> Set task:
Print the full listing exactly.

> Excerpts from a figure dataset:
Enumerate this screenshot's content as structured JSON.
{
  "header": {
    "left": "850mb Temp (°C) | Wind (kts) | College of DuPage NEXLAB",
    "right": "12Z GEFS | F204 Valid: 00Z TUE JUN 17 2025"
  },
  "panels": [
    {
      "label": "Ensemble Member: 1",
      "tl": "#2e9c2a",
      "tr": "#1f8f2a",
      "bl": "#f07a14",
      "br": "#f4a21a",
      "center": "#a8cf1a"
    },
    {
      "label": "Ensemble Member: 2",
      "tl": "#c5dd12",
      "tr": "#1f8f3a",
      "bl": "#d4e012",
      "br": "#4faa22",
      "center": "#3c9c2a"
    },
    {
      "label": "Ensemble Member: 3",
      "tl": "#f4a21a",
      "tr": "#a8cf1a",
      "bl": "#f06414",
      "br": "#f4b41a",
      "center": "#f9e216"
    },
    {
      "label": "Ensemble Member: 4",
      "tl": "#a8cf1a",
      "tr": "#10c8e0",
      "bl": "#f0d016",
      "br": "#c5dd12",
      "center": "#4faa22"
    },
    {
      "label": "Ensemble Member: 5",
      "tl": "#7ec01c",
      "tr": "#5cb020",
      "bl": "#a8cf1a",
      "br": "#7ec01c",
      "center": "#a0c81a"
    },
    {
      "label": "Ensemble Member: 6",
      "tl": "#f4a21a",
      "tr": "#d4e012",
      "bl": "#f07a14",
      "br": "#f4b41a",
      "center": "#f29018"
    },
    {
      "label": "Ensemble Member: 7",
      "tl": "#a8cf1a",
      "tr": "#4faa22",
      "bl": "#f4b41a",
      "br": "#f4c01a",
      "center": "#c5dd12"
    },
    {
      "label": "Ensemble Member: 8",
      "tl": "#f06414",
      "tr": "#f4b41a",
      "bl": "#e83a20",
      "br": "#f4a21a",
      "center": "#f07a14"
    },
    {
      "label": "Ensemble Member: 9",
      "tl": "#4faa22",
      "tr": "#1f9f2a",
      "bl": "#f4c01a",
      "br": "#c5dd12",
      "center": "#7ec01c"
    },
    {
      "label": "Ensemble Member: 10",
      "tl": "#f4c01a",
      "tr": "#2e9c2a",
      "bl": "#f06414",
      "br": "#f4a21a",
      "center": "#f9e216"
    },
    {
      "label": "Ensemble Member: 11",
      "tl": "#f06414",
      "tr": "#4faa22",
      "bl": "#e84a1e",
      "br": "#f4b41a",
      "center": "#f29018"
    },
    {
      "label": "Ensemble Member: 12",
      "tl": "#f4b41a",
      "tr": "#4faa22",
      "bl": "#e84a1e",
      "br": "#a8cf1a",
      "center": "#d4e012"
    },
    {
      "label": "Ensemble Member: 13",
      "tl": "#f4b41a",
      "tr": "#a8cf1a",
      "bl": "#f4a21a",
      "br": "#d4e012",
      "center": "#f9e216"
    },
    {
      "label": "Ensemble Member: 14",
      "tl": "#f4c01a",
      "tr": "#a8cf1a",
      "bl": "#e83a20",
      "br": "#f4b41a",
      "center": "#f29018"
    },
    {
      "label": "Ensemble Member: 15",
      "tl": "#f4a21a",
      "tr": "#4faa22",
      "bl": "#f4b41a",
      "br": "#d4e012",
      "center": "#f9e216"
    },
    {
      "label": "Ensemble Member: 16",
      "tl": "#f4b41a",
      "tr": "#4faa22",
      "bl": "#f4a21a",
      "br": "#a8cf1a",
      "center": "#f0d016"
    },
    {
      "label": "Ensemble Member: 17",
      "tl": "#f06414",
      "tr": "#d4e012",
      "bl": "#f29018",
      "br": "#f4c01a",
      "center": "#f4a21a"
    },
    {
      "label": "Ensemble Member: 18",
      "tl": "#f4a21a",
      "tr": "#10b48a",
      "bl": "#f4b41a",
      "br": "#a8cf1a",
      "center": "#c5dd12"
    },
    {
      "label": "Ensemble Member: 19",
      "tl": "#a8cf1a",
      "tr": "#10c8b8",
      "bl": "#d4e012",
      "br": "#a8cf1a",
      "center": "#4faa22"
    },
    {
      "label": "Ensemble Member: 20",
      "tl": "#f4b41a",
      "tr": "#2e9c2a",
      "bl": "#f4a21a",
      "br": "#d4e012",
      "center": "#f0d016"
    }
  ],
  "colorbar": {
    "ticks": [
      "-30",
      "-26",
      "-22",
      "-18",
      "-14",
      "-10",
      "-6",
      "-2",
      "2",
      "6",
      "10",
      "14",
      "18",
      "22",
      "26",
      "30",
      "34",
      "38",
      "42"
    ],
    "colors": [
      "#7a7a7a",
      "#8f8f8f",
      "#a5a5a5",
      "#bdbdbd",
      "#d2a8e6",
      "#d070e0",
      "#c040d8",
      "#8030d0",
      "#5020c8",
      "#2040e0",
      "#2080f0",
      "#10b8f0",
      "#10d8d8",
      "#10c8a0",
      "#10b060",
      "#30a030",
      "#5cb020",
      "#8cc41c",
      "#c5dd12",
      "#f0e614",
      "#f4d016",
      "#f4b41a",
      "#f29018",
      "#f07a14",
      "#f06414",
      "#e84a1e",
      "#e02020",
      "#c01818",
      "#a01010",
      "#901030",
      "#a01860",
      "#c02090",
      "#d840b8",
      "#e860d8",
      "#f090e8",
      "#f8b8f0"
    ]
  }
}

> Correct result:
Enumerate this screenshot's content as structured JSON.
{
  "header": {
    "left": "850mb Temp (°C) | Wind (kts) | College of DuPage NEXLAB",
    "right": "12Z GEFS | F204 Valid: 00Z TUE JUN 17 2025"
  },
  "panels": [
    {
      "label": "Ensemble Member: 1",
      "tl": "#2e9c2a",
      "tr": "#1f8f2a",
      "bl": "#f07a14",
      "br": "#f4a21a",
      "center": "#a8cf1a"
    },
    {
      "label": "Ensemble Member: 2",
      "tl": "#c5dd12",
      "tr": "#1f8f3a",
      "bl": "#d4e012",
      "br": "#4faa22",
      "center": "#3c9c2a"
    },
    {
      "label": "Ensemble Member: 3",
      "tl": "#f4a21a",
      "tr": "#a8cf1a",
      "bl": "#f06414",
      "br": "#f4b41a",
      "center": "#f9e216"
    },
    {
      "label": "Ensemble Member: 4",
      "tl": "#a8cf1a",
      "tr": "#10c8e0",
      "bl": "#f0d016",
      "br": "#c5dd12",
      "center": "#4faa22"
    },
    {
      "label": "Ensemble Member: 5",
      "tl": "#7ec01c",
      "tr": "#5cb020",
      "bl": "#a8cf1a",
      "br": "#7ec01c",
      "center": "#a0c81a"
    },
    {
      "label": "Ensemble Member: 6",
      "tl": "#f4a21a",
      "tr": "#d4e012",
      "bl": "#f07a14",
      "br": "#f4b41a",
      "center": "#f29018"
    },
    {
      "label": "Ensemble Member: 7",
      "tl": "#a8cf1a",
      "tr": "#4faa22",
      "bl": "#f4b41a",
      "br": "#f4c01a",
      "center": "#c5dd12"
    },
    {
      "label": "Ensemble Member: 8",
      "tl": "#f06414",
      "tr": "#f4b41a",
      "bl": "#e83a20",
      "br": "#f4a21a",
      "center": "#f07a14"
    },
    {
      "label": "Ensemble Member: 9",
      "tl": "#4faa22",
      "tr": "#1f9f2a",
      "bl": "#f4c01a",
      "br": "#c5dd12",
      "center": "#7ec01c"
    },
    {
      "label": "Ensemble Member: 10",
      "tl": "#f4c01a",
      "tr": "#2e9c2a",
      "bl": "#f06414",
      "br": "#f4a21a",
      "center": "#f9e216"
    },
    {
      "label": "Ensemble Member: 11",
      "tl": "#f06414",
      "tr": "#4faa22",
      "bl": "#e84a1e",
      "br": "#f4b41a",
      "center": "#f29018"
    },
    {
      "label": "Ensemble Member: 12",
      "tl": "#f4b41a",
      "tr": "#4faa22",
      "bl": "#e84a1e",
      "br": "#a8cf1a",
      "center": "#d4e012"
    },
    {
      "label": "Ensemble Member: 13",
      "tl": "#f4b41a",
      "tr": "#a8cf1a",
      "bl": "#f4a21a",
      "br": "#d4e012",
      "center": "#f9e216"
    },
    {
      "label": "Ensemble Member: 14",
      "tl": "#f4c01a",
      "tr": "#a8cf1a",
      "bl": "#e83a20",
      "br": "#f4b41a",
      "center": "#f29018"
    },
    {
      "label": "Ensemble Member: 15",
      "tl": "#f4a21a",
      "tr": "#4faa22",
      "bl": "#f4b41a",
      "br": "#d4e012",
      "center": "#f9e216"
    },
    {
      "label": "Ensemble Member: 16",
      "tl": "#f4b41a",
      "tr": "#4faa22",
      "bl": "#f4a21a",
      "br": "#a8cf1a",
      "center": "#f0d016"
    },
    {
      "label": "Ensemble Member: 17",
      "tl": "#f06414",
      "tr": "#d4e012",
      "bl": "#f29018",
      "br": "#f4c01a",
      "center": "#f4a21a"
    },
    {
      "label": "Ensemble Member: 18",
      "tl": "#f4a21a",
      "tr": "#10b48a",
      "bl": "#f4b41a",
      "br": "#a8cf1a",
      "center": "#c5dd12"
    },
    {
      "label": "Ensemble Member: 19",
      "tl": "#a8cf1a",
      "tr": "#10c8b8",
      "bl": "#d4e012",
      "br": "#a8cf1a",
      "center": "#4faa22"
    },
    {
      "label": "Ensemble Member: 20",
      "tl": "#f4b41a",
      "tr": "#2e9c2a",
      "bl": "#f4a21a",
      "br": "#d4e012",
      "center": "#f0d016"
    }
  ],
  "colorbar": {
    "ticks": [
      "-30",
      "-26",
      "-22",
      "-18",
      "-14",
      "-10",
      "-6",
      "-2",
      "2",
      "6",
      "10",
      "14",
      "18",
      "22",
      "26",
      "30",
      "34",
      "38",
      "42"
    ],
    "colors": [
      "#7a7a7a",
      "#8f8f8f",
      "#a5a5a5",
      "#bdbdbd",
      "#d2a8e6",
      "#d070e0",
      "#c040d8",
      "#8030d0",
      "#5020c8",
      "#2040e0",
      "#2080f0",
      "#10b8f0",
      "#10d8d8",
      "#10c8a0",
      "#10b060",
      "#30a030",
      "#5cb020",
      "#8cc41c",
      "#c5dd12",
      "#f0e614",
      "#f4d016",
      "#f4b41a",
      "#f29018",
      "#f07a14",
      "#f06414",
      "#e84a1e",
      "#e02020",
      "#c01818",
      "#a01010",
      "#901030",
      "#a01860",
      "#c02090",
      "#d840b8",
      "#e860d8",
      "#f090e8",
      "#f8b8f0"
    ]
  }
}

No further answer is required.